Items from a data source
──────────────────────────────

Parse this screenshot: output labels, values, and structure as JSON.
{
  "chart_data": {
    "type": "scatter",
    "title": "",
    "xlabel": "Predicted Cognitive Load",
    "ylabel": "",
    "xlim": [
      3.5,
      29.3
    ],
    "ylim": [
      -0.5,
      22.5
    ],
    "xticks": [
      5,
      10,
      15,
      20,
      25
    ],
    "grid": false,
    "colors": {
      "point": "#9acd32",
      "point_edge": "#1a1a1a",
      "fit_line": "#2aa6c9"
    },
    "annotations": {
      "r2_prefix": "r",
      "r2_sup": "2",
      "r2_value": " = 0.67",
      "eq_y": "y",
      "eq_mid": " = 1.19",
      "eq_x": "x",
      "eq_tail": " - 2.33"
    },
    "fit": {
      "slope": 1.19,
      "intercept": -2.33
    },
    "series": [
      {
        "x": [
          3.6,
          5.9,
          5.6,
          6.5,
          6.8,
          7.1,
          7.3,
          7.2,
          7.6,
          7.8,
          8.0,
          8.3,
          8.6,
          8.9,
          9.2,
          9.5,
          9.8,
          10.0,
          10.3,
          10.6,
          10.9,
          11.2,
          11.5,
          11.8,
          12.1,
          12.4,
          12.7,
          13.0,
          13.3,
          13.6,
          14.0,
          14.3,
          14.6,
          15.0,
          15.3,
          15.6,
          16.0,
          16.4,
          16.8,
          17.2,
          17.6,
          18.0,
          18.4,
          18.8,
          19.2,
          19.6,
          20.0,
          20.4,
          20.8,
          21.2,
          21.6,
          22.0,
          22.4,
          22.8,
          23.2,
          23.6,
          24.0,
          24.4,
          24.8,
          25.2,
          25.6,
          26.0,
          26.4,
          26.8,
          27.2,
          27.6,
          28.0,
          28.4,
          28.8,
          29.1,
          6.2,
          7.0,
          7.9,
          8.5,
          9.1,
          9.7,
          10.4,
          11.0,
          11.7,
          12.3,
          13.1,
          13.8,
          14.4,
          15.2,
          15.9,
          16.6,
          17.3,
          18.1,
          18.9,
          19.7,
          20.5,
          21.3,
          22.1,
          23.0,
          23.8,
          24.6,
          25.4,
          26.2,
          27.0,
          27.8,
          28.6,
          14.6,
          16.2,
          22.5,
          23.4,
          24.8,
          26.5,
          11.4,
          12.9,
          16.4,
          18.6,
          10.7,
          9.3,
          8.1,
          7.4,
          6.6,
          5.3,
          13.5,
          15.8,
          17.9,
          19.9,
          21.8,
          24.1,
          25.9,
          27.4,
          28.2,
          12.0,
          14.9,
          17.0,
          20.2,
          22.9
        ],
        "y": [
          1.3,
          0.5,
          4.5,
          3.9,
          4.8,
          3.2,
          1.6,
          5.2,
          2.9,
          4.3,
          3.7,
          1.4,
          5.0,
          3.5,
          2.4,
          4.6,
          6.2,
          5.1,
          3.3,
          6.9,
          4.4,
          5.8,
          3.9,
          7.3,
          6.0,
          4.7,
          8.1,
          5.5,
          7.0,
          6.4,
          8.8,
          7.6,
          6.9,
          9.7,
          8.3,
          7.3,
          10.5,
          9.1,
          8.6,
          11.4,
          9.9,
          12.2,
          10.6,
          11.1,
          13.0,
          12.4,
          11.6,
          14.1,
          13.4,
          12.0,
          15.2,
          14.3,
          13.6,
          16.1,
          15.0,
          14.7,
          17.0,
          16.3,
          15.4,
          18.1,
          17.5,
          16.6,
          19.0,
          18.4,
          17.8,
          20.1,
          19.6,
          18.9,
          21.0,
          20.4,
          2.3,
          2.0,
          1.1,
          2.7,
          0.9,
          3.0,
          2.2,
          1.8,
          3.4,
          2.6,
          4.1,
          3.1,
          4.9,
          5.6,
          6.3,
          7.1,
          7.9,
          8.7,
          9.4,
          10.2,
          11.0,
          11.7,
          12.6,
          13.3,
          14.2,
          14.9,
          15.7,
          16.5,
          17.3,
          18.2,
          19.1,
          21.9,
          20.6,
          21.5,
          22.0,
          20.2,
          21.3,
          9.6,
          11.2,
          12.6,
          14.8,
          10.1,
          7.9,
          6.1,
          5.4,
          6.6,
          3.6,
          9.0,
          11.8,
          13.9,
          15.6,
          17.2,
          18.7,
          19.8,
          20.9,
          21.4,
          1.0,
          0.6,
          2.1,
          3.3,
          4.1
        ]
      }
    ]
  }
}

──────────────────────────────

● **Problem to work on**:
From the listing above, reproduce all the lines exactly.

● **Written response**:
Parse this screenshot: output labels, values, and structure as JSON.
{
  "chart_data": {
    "type": "scatter",
    "title": "",
    "xlabel": "Predicted Cognitive Load",
    "ylabel": "",
    "xlim": [
      3.5,
      29.3
    ],
    "ylim": [
      -0.5,
      22.5
    ],
    "xticks": [
      5,
      10,
      15,
      20,
      25
    ],
    "grid": false,
    "colors": {
      "point": "#9acd32",
      "point_edge": "#1a1a1a",
      "fit_line": "#2aa6c9"
    },
    "annotations": {
      "r2_prefix": "r",
      "r2_sup": "2",
      "r2_value": " = 0.67",
      "eq_y": "y",
      "eq_mid": " = 1.19",
      "eq_x": "x",
      "eq_tail": " - 2.33"
    },
    "fit": {
      "slope": 1.19,
      "intercept": -2.33
    },
    "series": [
      {
        "x": [
          3.6,
          5.9,
          5.6,
          6.5,
          6.8,
          7.1,
          7.3,
          7.2,
          7.6,
          7.8,
          8.0,
          8.3,
          8.6,
          8.9,
          9.2,
          9.5,
          9.8,
          10.0,
          10.3,
          10.6,
          10.9,
          11.2,
          11.5,
          11.8,
          12.1,
          12.4,
          12.7,
          13.0,
          13.3,
          13.6,
          14.0,
          14.3,
          14.6,
          15.0,
          15.3,
          15.6,
          16.0,
          16.4,
          16.8,
          17.2,
          17.6,
          18.0,
          18.4,
          18.8,
          19.2,
          19.6,
          20.0,
          20.4,
          20.8,
          21.2,
          21.6,
          22.0,
          22.4,
          22.8,
          23.2,
          23.6,
          24.0,
          24.4,
          24.8,
          25.2,
          25.6,
          26.0,
          26.4,
          26.8,
          27.2,
          27.6,
          28.0,
          28.4,
          28.8,
          29.1,
          6.2,
          7.0,
          7.9,
          8.5,
          9.1,
          9.7,
          10.4,
          11.0,
          11.7,
          12.3,
          13.1,
          13.8,
          14.4,
          15.2,
          15.9,
          16.6,
          17.3,
          18.1,
          18.9,
          19.7,
          20.5,
          21.3,
          22.1,
          23.0,
          23.8,
          24.6,
          25.4,
          26.2,
          27.0,
          27.8,
          28.6,
          14.6,
          16.2,
          22.5,
          23.4,
          24.8,
          26.5,
          11.4,
          12.9,
          16.4,
          18.6,
          10.7,
          9.3,
          8.1,
          7.4,
          6.6,
          5.3,
          13.5,
          15.8,
          17.9,
          19.9,
          21.8,
          24.1,
          25.9,
          27.4,
          28.2,
          12.0,
          14.9,
          17.0,
          20.2,
          22.9
        ],
        "y": [
          1.3,
          0.5,
          4.5,
          3.9,
          4.8,
          3.2,
          1.6,
          5.2,
          2.9,
          4.3,
          3.7,
          1.4,
          5.0,
          3.5,
          2.4,
          4.6,
          6.2,
          5.1,
          3.3,
          6.9,
          4.4,
          5.8,
          3.9,
          7.3,
          6.0,
          4.7,
          8.1,
          5.5,
          7.0,
          6.4,
          8.8,
          7.6,
          6.9,
          9.7,
          8.3,
          7.3,
          10.5,
          9.1,
          8.6,
          11.4,
          9.9,
          12.2,
          10.6,
          11.1,
          13.0,
          12.4,
          11.6,
          14.1,
          13.4,
          12.0,
          15.2,
          14.3,
          13.6,
          16.1,
          15.0,
          14.7,
          17.0,
          16.3,
          15.4,
          18.1,
          17.5,
          16.6,
          19.0,
          18.4,
          17.8,
          20.1,
          19.6,
          18.9,
          21.0,
          20.4,
          2.3,
          2.0,
          1.1,
          2.7,
          0.9,
          3.0,
          2.2,
          1.8,
          3.4,
          2.6,
          4.1,
          3.1,
          4.9,
          5.6,
          6.3,
          7.1,
          7.9,
          8.7,
          9.4,
          10.2,
          11.0,
          11.7,
          12.6,
          13.3,
          14.2,
          14.9,
          15.7,
          16.5,
          17.3,
          18.2,
          19.1,
          21.9,
          20.6,
          21.5,
          22.0,
          20.2,
          21.3,
          9.6,
          11.2,
          12.6,
          14.8,
          10.1,
          7.9,
          6.1,
          5.4,
          6.6,
          3.6,
          9.0,
          11.8,
          13.9,
          15.6,
          17.2,
          18.7,
          19.8,
          20.9,
          21.4,
          1.0,
          0.6,
          2.1,
          3.3,
          4.1
        ]
      }
    ]
  }
}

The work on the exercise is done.